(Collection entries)
■ ■ ■ ■ ■

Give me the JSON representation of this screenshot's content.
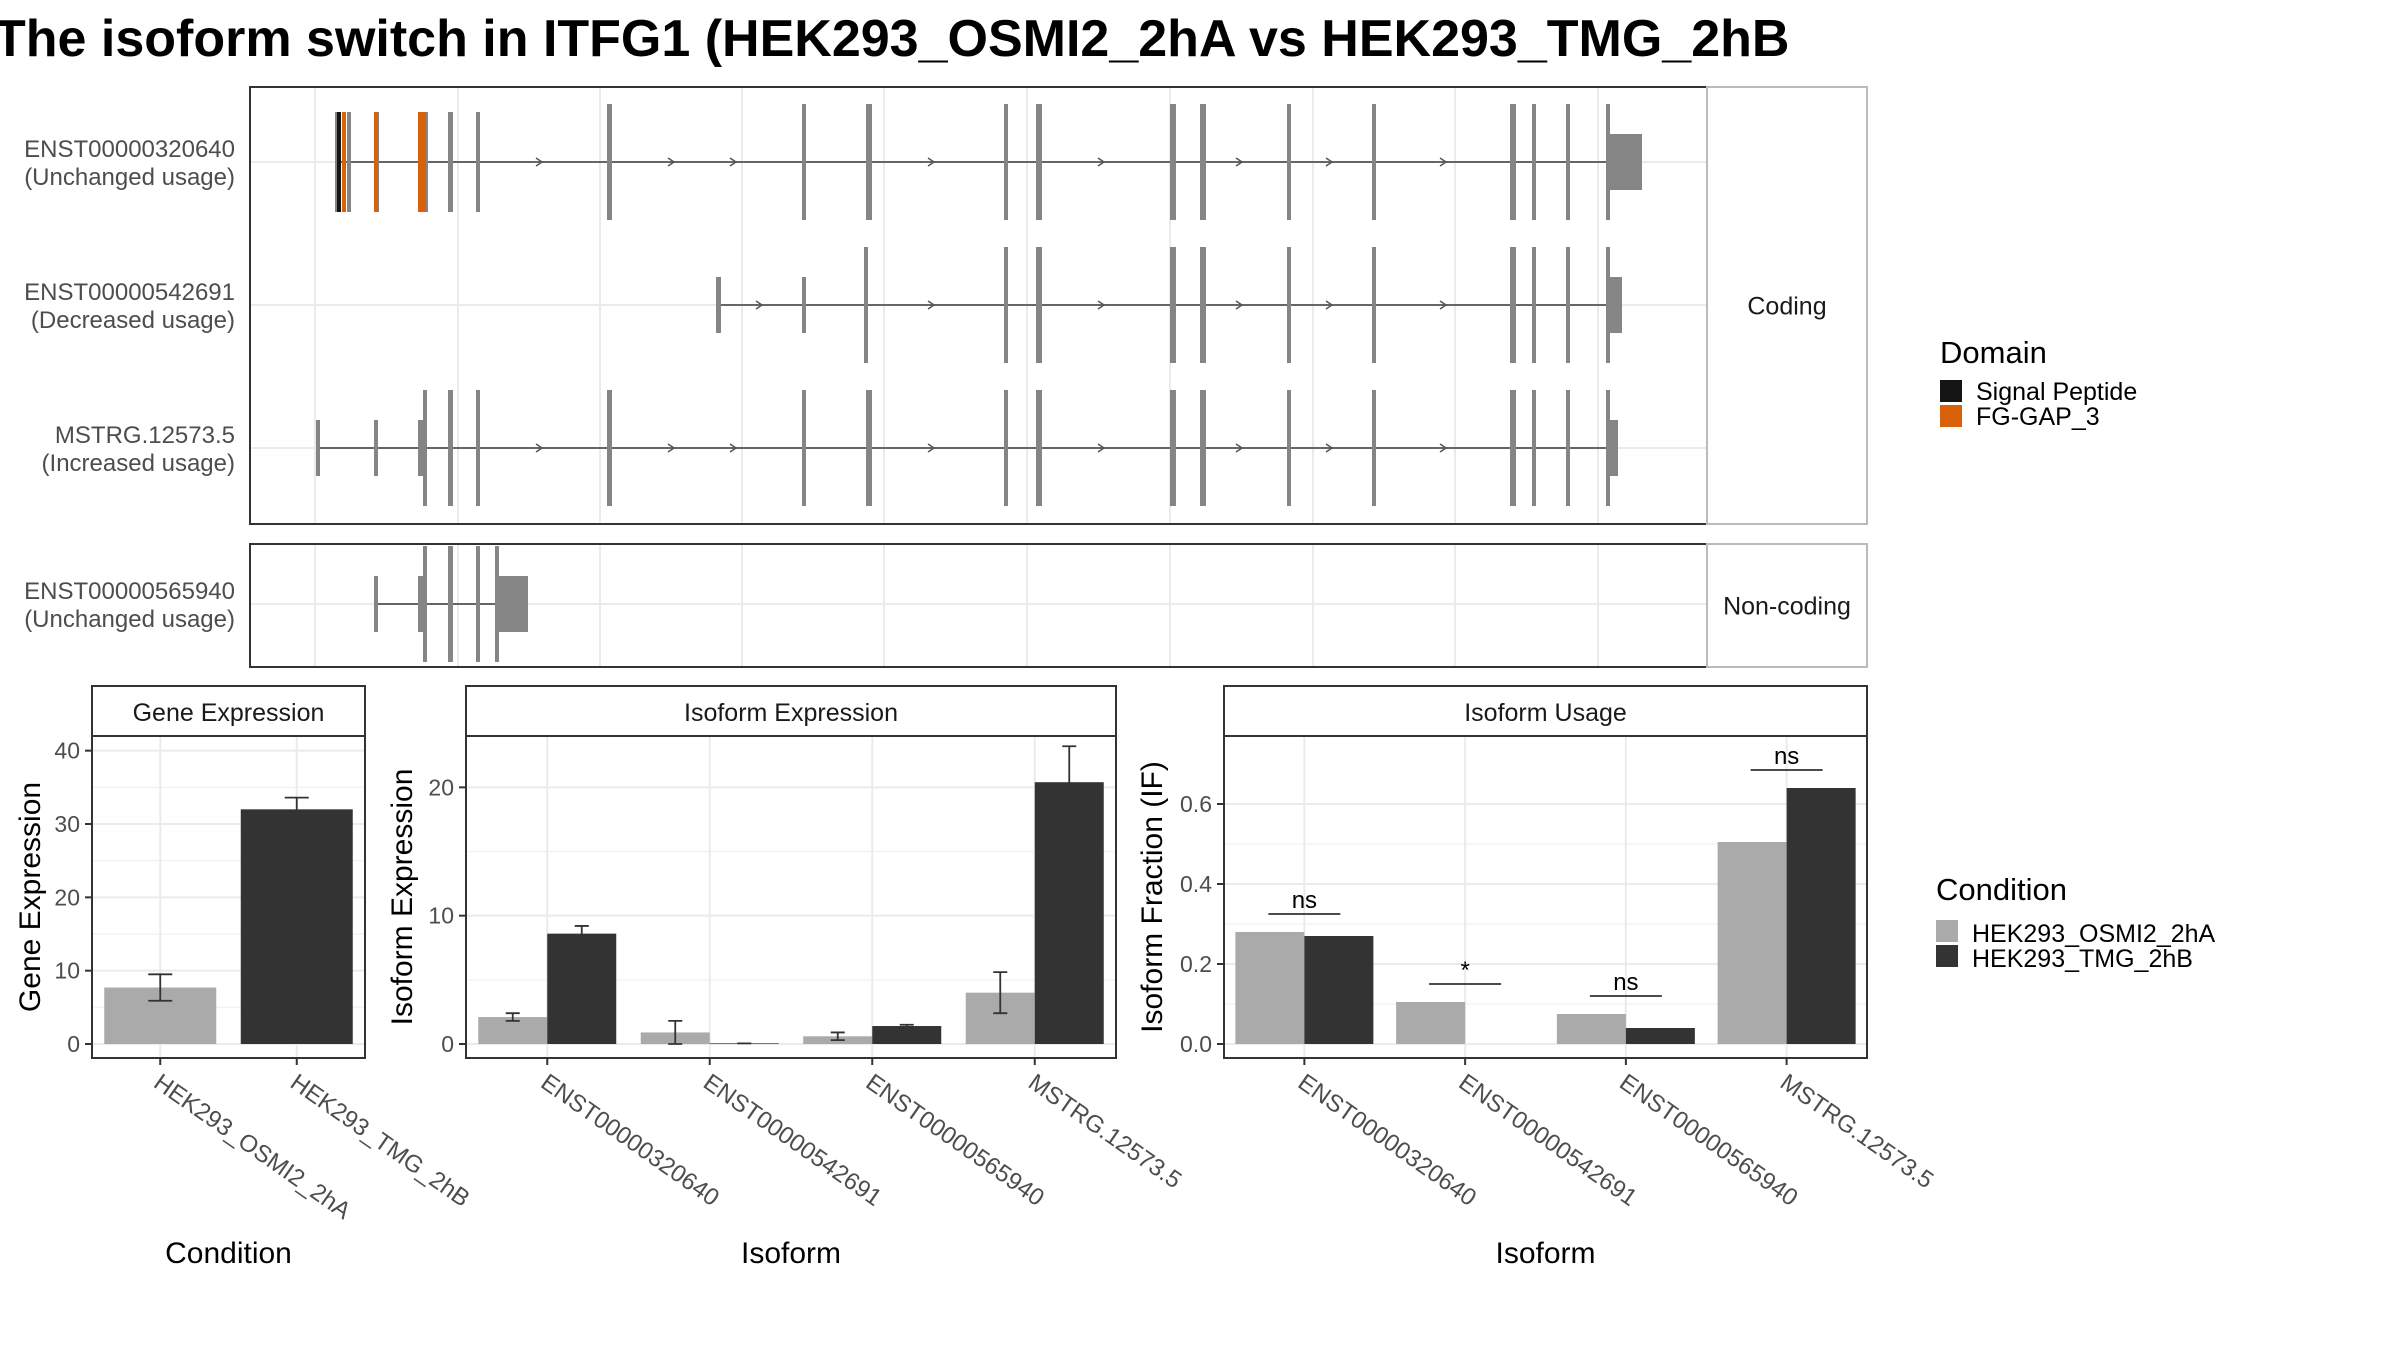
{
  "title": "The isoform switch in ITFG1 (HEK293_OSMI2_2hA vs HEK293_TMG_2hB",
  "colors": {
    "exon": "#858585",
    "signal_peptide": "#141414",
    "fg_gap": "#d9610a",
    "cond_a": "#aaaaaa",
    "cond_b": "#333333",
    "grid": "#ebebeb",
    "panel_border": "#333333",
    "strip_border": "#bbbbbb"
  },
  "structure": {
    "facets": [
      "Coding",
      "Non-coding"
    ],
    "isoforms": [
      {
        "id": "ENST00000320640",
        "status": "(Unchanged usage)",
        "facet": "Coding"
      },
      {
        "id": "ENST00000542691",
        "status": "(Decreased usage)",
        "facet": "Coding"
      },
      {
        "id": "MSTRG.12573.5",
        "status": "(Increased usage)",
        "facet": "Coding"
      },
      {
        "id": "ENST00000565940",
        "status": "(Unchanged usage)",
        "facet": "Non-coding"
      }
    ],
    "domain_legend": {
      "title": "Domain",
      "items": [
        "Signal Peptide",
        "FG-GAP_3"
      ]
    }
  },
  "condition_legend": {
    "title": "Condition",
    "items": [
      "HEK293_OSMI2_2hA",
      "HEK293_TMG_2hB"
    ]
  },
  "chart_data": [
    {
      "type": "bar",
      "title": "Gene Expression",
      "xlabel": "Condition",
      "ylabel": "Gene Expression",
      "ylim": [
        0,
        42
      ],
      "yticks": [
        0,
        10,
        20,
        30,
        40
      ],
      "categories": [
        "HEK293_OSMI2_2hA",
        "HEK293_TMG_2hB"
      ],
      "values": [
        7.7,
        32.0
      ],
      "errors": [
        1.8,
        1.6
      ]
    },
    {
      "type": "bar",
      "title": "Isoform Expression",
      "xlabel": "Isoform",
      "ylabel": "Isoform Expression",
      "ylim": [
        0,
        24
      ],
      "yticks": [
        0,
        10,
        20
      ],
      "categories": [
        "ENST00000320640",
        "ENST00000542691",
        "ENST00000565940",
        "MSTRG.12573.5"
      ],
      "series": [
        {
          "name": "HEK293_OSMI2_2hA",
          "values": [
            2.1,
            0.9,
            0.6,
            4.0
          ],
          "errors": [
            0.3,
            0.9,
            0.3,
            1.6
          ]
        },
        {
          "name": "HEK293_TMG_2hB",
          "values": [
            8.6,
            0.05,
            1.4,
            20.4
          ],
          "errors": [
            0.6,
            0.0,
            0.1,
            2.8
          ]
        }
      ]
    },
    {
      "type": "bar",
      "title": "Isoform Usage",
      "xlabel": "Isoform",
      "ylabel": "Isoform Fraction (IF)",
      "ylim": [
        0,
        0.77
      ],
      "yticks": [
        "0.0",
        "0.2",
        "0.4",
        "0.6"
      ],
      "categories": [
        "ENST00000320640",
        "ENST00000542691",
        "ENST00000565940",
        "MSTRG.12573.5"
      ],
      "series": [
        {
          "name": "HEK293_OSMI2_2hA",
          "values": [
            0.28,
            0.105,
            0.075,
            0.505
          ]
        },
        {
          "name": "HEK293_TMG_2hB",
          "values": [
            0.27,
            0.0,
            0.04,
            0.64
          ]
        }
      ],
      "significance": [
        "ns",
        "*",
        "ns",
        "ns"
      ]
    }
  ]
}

■ ■ ■ ■ ■

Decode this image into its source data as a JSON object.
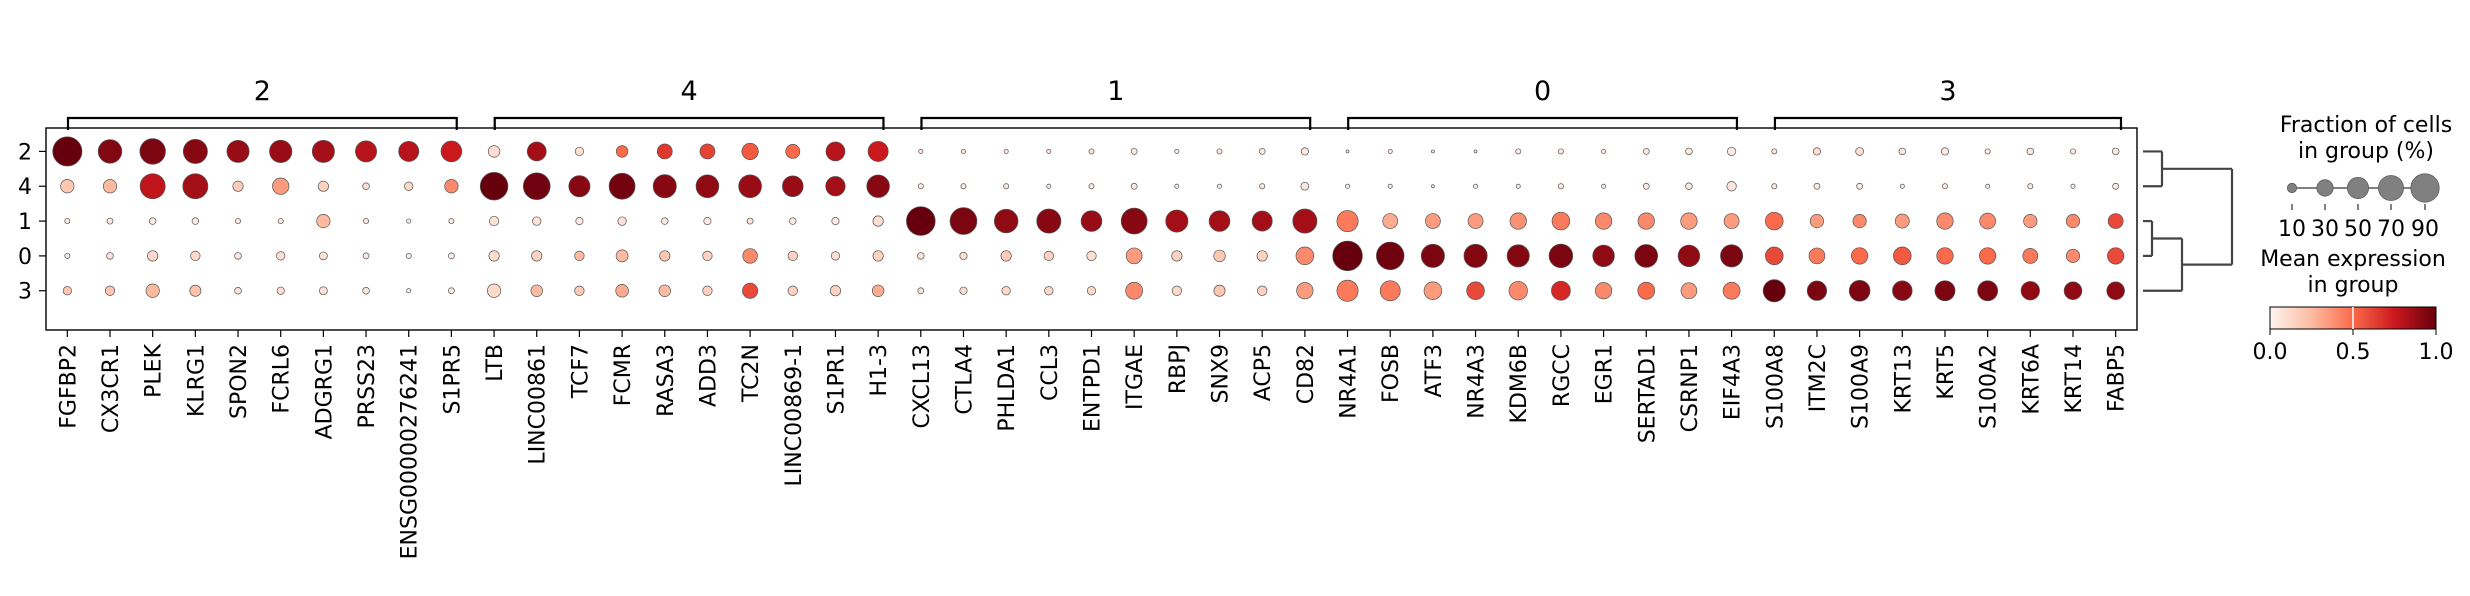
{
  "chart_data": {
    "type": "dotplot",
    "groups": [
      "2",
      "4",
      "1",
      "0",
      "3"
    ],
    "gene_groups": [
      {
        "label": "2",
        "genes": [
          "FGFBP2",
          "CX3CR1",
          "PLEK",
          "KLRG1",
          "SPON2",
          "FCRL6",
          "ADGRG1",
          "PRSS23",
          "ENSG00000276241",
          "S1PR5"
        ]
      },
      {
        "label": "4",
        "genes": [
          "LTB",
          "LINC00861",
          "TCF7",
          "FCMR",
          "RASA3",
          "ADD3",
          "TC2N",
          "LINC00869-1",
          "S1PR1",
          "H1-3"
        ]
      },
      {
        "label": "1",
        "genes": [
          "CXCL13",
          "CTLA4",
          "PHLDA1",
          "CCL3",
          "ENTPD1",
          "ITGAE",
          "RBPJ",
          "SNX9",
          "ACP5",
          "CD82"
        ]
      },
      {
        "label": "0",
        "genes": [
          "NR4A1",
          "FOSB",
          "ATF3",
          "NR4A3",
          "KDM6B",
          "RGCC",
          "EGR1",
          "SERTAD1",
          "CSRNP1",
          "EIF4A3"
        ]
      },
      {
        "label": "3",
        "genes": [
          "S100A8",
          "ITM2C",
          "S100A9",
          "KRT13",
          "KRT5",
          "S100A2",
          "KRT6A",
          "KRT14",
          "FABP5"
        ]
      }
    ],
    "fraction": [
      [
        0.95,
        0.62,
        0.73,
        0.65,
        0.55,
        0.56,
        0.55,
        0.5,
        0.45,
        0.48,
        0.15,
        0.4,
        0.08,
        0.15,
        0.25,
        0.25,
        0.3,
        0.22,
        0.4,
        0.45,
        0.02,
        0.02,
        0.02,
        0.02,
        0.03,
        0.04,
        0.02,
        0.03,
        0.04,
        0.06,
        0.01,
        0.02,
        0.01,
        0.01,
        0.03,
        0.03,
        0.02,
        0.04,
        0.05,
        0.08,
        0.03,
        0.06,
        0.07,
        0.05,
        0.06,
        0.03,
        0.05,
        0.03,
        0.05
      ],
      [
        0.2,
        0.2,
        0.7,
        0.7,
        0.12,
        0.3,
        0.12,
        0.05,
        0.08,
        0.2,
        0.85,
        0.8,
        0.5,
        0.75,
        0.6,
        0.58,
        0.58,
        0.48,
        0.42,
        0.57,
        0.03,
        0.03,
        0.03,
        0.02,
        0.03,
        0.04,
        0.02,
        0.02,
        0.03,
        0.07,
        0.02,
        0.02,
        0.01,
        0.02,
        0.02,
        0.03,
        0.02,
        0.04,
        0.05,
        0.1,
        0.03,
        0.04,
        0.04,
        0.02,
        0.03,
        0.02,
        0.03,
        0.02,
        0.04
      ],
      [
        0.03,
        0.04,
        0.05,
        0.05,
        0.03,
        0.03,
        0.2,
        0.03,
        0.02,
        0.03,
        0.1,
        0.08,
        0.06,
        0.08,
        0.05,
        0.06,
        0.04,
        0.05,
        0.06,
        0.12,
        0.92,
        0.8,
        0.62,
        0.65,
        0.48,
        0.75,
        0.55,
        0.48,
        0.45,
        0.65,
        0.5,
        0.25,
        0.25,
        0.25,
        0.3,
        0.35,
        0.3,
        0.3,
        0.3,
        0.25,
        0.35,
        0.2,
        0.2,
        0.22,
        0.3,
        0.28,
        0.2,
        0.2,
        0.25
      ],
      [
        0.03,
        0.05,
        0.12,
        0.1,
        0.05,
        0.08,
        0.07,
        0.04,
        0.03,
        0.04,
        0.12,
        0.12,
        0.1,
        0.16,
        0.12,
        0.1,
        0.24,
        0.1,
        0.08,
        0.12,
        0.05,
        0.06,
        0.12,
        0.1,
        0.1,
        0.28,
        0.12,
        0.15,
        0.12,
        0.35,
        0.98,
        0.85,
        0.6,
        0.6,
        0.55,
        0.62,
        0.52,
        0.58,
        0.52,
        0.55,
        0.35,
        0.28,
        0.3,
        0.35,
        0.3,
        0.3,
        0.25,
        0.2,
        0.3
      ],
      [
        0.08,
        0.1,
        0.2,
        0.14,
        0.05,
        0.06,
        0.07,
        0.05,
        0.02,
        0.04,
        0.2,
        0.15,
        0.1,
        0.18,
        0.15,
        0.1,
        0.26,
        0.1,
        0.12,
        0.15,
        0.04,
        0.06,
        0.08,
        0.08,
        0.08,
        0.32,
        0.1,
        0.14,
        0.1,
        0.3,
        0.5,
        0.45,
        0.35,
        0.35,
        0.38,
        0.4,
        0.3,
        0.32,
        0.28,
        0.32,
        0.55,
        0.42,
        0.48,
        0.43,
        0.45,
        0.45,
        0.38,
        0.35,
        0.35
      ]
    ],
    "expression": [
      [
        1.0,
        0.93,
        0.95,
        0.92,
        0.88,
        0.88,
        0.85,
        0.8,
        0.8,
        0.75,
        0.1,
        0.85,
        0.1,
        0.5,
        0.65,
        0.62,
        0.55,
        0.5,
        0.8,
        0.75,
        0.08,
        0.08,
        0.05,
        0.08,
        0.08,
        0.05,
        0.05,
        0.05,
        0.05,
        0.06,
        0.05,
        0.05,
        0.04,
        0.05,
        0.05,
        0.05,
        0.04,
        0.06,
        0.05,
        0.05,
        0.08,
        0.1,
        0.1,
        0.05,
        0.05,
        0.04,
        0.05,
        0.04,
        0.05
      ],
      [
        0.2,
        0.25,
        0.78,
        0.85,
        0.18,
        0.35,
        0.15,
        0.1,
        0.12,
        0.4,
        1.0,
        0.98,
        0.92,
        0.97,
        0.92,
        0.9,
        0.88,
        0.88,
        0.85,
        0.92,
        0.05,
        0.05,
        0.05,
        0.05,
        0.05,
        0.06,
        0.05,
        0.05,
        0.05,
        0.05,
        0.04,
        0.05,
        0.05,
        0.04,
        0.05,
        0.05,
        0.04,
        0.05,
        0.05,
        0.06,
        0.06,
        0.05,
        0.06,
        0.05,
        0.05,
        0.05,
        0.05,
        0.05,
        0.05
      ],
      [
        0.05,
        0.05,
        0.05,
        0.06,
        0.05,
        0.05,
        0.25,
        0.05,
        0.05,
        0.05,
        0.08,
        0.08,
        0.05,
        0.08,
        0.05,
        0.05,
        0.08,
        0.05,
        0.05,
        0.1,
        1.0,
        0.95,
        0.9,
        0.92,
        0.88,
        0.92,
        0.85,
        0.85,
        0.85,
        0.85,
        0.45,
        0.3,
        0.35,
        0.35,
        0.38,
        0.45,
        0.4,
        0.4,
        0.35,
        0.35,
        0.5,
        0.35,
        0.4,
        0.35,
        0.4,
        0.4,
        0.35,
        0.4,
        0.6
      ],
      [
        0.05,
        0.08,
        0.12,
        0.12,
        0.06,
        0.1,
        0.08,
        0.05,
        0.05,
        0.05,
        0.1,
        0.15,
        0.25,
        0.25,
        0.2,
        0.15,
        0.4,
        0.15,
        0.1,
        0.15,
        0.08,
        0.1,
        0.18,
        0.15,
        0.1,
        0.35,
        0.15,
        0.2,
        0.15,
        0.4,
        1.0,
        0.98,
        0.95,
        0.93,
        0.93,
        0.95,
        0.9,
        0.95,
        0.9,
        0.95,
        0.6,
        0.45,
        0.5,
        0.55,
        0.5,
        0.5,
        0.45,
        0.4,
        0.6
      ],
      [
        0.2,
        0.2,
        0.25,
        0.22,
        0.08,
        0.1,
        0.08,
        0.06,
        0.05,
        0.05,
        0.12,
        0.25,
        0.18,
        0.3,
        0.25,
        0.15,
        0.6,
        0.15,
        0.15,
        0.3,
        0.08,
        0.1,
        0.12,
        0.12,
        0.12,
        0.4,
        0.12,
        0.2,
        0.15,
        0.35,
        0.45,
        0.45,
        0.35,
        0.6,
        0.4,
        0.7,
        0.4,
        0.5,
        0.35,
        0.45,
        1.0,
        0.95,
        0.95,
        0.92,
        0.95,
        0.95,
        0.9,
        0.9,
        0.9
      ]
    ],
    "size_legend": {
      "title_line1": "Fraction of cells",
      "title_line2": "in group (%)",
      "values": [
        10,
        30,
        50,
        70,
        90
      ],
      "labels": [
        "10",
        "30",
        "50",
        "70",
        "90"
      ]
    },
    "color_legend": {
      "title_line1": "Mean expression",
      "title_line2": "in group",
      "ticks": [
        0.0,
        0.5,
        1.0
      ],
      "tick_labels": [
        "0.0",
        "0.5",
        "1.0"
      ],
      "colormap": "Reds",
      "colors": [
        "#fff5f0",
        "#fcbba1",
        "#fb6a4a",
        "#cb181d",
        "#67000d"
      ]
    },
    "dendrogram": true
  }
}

■ ■ ■ ■ ■

Work instructions:
Starting from the records above, filter out all lines except those containing the word "this".

Your solution:
Give me the JSON representation of this screenshot's content.
Decode this image into its source data as a JSON object.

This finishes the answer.